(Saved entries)
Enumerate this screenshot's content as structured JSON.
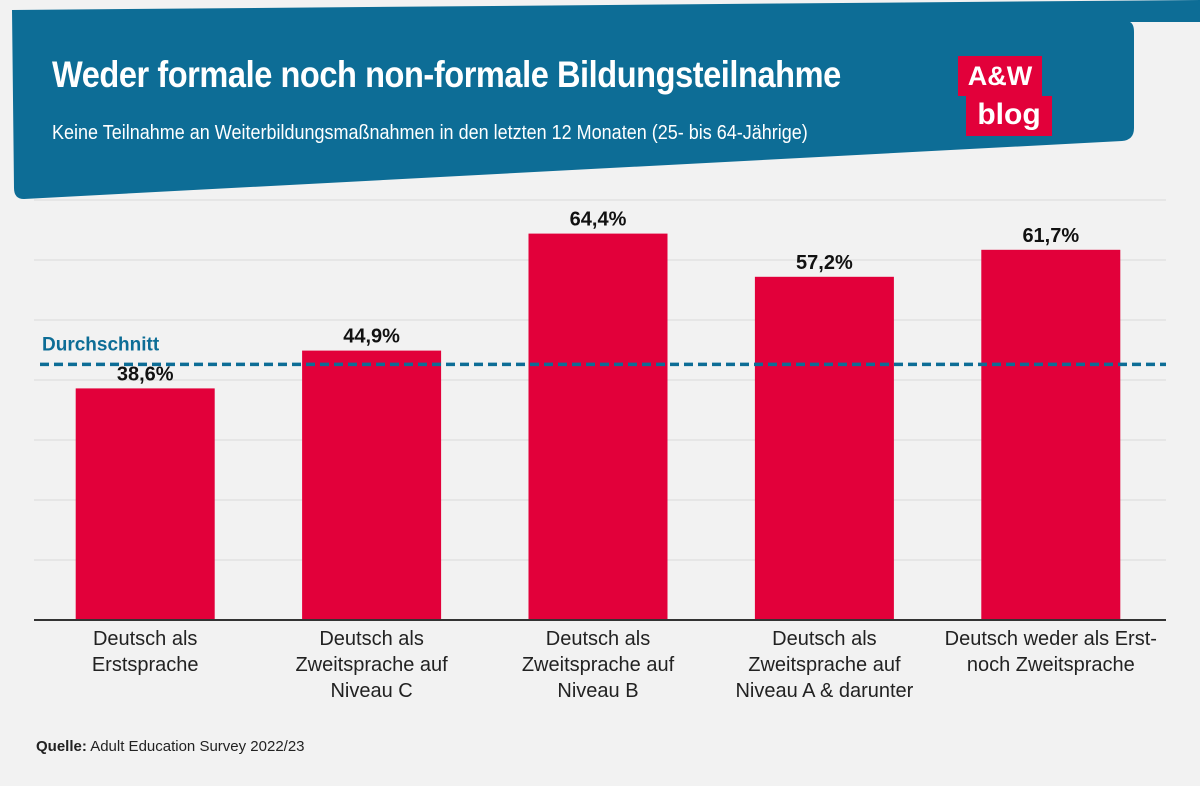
{
  "header": {
    "title": "Weder formale noch non-formale Bildungsteilnahme",
    "subtitle": "Keine Teilnahme an Weiterbildungsmaßnahmen in den letzten 12 Monaten (25- bis 64-Jährige)",
    "logo_line1": "A&W",
    "logo_line2": "blog"
  },
  "colors": {
    "header": "#0d6d96",
    "bar": "#e2003a",
    "average_line": "#0d6d96",
    "logo": "#e2003a"
  },
  "chart_data": {
    "type": "bar",
    "title": "Weder formale noch non-formale Bildungsteilnahme",
    "subtitle": "Keine Teilnahme an Weiterbildungsmaßnahmen in den letzten 12 Monaten (25- bis 64-Jährige)",
    "categories": [
      "Deutsch als\nErstsprache",
      "Deutsch als\nZweitsprache auf\nNiveau C",
      "Deutsch als\nZweitsprache auf\nNiveau B",
      "Deutsch als\nZweitsprache auf\nNiveau A & darunter",
      "Deutsch weder als Erst-\nnoch Zweitsprache"
    ],
    "values": [
      38.6,
      44.9,
      64.4,
      57.2,
      61.7
    ],
    "value_labels": [
      "38,6%",
      "44,9%",
      "64,4%",
      "57,2%",
      "61,7%"
    ],
    "average": {
      "label": "Durchschnitt",
      "value": 42.6
    },
    "ylim": [
      0,
      70
    ],
    "grid": true,
    "gridline_step": 10,
    "xlabel": "",
    "ylabel": ""
  },
  "source": {
    "label": "Quelle:",
    "text": "Adult Education Survey 2022/23"
  }
}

• _DIRECTIVE_
Return the whole listing, word for word, and leave out every picture.

• _CORRECT OUTPUT_
Enumerate this screenshot's content as structured JSON.
{
  "header": {
    "title": "Weder formale noch non-formale Bildungsteilnahme",
    "subtitle": "Keine Teilnahme an Weiterbildungsmaßnahmen in den letzten 12 Monaten (25- bis 64-Jährige)",
    "logo_line1": "A&W",
    "logo_line2": "blog"
  },
  "colors": {
    "header": "#0d6d96",
    "bar": "#e2003a",
    "average_line": "#0d6d96",
    "logo": "#e2003a"
  },
  "chart_data": {
    "type": "bar",
    "title": "Weder formale noch non-formale Bildungsteilnahme",
    "subtitle": "Keine Teilnahme an Weiterbildungsmaßnahmen in den letzten 12 Monaten (25- bis 64-Jährige)",
    "categories": [
      "Deutsch als\nErstsprache",
      "Deutsch als\nZweitsprache auf\nNiveau C",
      "Deutsch als\nZweitsprache auf\nNiveau B",
      "Deutsch als\nZweitsprache auf\nNiveau A & darunter",
      "Deutsch weder als Erst-\nnoch Zweitsprache"
    ],
    "values": [
      38.6,
      44.9,
      64.4,
      57.2,
      61.7
    ],
    "value_labels": [
      "38,6%",
      "44,9%",
      "64,4%",
      "57,2%",
      "61,7%"
    ],
    "average": {
      "label": "Durchschnitt",
      "value": 42.6
    },
    "ylim": [
      0,
      70
    ],
    "grid": true,
    "gridline_step": 10,
    "xlabel": "",
    "ylabel": ""
  },
  "source": {
    "label": "Quelle:",
    "text": "Adult Education Survey 2022/23"
  }
}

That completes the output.